(Figure contents as structured data)
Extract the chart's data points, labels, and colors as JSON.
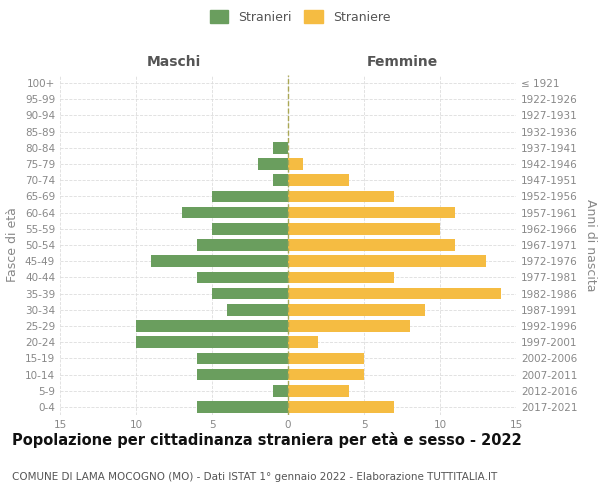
{
  "age_groups": [
    "100+",
    "95-99",
    "90-94",
    "85-89",
    "80-84",
    "75-79",
    "70-74",
    "65-69",
    "60-64",
    "55-59",
    "50-54",
    "45-49",
    "40-44",
    "35-39",
    "30-34",
    "25-29",
    "20-24",
    "15-19",
    "10-14",
    "5-9",
    "0-4"
  ],
  "birth_years": [
    "≤ 1921",
    "1922-1926",
    "1927-1931",
    "1932-1936",
    "1937-1941",
    "1942-1946",
    "1947-1951",
    "1952-1956",
    "1957-1961",
    "1962-1966",
    "1967-1971",
    "1972-1976",
    "1977-1981",
    "1982-1986",
    "1987-1991",
    "1992-1996",
    "1997-2001",
    "2002-2006",
    "2007-2011",
    "2012-2016",
    "2017-2021"
  ],
  "males": [
    0,
    0,
    0,
    0,
    1,
    2,
    1,
    5,
    7,
    5,
    6,
    9,
    6,
    5,
    4,
    10,
    10,
    6,
    6,
    1,
    6
  ],
  "females": [
    0,
    0,
    0,
    0,
    0,
    1,
    4,
    7,
    11,
    10,
    11,
    13,
    7,
    14,
    9,
    8,
    2,
    5,
    5,
    4,
    7
  ],
  "male_color": "#6a9e5e",
  "female_color": "#f5bc42",
  "background_color": "#ffffff",
  "grid_color": "#dddddd",
  "title": "Popolazione per cittadinanza straniera per età e sesso - 2022",
  "subtitle": "COMUNE DI LAMA MOCOGNO (MO) - Dati ISTAT 1° gennaio 2022 - Elaborazione TUTTITALIA.IT",
  "ylabel_left": "Fasce di età",
  "ylabel_right": "Anni di nascita",
  "xlabel_male": "Maschi",
  "xlabel_female": "Femmine",
  "legend_male": "Stranieri",
  "legend_female": "Straniere",
  "xlim": 15,
  "title_fontsize": 10.5,
  "subtitle_fontsize": 7.5,
  "axis_fontsize": 9,
  "tick_fontsize": 7.5
}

WHAT YOU SHOULD DO — Pictures excluded, quote all the data above exactly.

SOLUTION —
Extract the chart's data points, labels, and colors as JSON.
{
  "age_groups": [
    "100+",
    "95-99",
    "90-94",
    "85-89",
    "80-84",
    "75-79",
    "70-74",
    "65-69",
    "60-64",
    "55-59",
    "50-54",
    "45-49",
    "40-44",
    "35-39",
    "30-34",
    "25-29",
    "20-24",
    "15-19",
    "10-14",
    "5-9",
    "0-4"
  ],
  "birth_years": [
    "≤ 1921",
    "1922-1926",
    "1927-1931",
    "1932-1936",
    "1937-1941",
    "1942-1946",
    "1947-1951",
    "1952-1956",
    "1957-1961",
    "1962-1966",
    "1967-1971",
    "1972-1976",
    "1977-1981",
    "1982-1986",
    "1987-1991",
    "1992-1996",
    "1997-2001",
    "2002-2006",
    "2007-2011",
    "2012-2016",
    "2017-2021"
  ],
  "males": [
    0,
    0,
    0,
    0,
    1,
    2,
    1,
    5,
    7,
    5,
    6,
    9,
    6,
    5,
    4,
    10,
    10,
    6,
    6,
    1,
    6
  ],
  "females": [
    0,
    0,
    0,
    0,
    0,
    1,
    4,
    7,
    11,
    10,
    11,
    13,
    7,
    14,
    9,
    8,
    2,
    5,
    5,
    4,
    7
  ],
  "male_color": "#6a9e5e",
  "female_color": "#f5bc42",
  "background_color": "#ffffff",
  "grid_color": "#dddddd",
  "title": "Popolazione per cittadinanza straniera per età e sesso - 2022",
  "subtitle": "COMUNE DI LAMA MOCOGNO (MO) - Dati ISTAT 1° gennaio 2022 - Elaborazione TUTTITALIA.IT",
  "ylabel_left": "Fasce di età",
  "ylabel_right": "Anni di nascita",
  "xlabel_male": "Maschi",
  "xlabel_female": "Femmine",
  "legend_male": "Stranieri",
  "legend_female": "Straniere",
  "xlim": 15,
  "title_fontsize": 10.5,
  "subtitle_fontsize": 7.5,
  "axis_fontsize": 9,
  "tick_fontsize": 7.5
}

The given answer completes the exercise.